- **PROVIDED DATA**:

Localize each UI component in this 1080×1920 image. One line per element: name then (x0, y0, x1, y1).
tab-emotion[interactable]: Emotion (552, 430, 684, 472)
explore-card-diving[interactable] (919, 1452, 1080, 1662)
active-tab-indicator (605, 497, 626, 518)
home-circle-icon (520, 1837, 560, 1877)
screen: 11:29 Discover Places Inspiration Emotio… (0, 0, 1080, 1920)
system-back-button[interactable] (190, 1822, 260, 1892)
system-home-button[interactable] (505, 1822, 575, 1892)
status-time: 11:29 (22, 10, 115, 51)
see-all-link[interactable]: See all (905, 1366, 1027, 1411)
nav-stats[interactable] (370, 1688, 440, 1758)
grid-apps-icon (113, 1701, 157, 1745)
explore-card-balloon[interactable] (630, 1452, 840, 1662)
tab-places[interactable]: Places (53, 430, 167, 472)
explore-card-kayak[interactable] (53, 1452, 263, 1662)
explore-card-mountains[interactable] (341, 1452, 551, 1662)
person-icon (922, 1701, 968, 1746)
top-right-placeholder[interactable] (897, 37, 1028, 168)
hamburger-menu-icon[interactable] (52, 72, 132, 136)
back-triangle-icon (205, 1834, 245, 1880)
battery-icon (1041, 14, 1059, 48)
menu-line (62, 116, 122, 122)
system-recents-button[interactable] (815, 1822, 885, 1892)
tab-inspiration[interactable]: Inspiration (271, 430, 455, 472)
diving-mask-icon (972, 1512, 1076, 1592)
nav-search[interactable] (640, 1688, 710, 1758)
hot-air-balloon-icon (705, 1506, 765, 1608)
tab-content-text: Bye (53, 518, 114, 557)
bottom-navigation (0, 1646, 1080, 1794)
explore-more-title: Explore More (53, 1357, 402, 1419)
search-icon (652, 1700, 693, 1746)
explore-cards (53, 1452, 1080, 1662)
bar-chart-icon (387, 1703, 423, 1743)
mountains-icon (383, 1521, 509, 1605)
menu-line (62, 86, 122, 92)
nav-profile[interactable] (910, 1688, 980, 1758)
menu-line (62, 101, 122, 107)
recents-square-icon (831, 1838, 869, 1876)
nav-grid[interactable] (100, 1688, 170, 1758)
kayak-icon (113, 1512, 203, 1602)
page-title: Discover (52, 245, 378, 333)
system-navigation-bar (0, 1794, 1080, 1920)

- **GIVEN REQUEST**:
Echo the records word for word, from their first line through the line containing "home-circle-icon (520, 1837, 560, 1877)", inclusive.

- **EXERCISE OUTPUT**:
Localize each UI component in this 1080×1920 image. One line per element: name then (x0, y0, x1, y1).
tab-emotion[interactable]: Emotion (552, 430, 684, 472)
explore-card-diving[interactable] (919, 1452, 1080, 1662)
active-tab-indicator (605, 497, 626, 518)
home-circle-icon (520, 1837, 560, 1877)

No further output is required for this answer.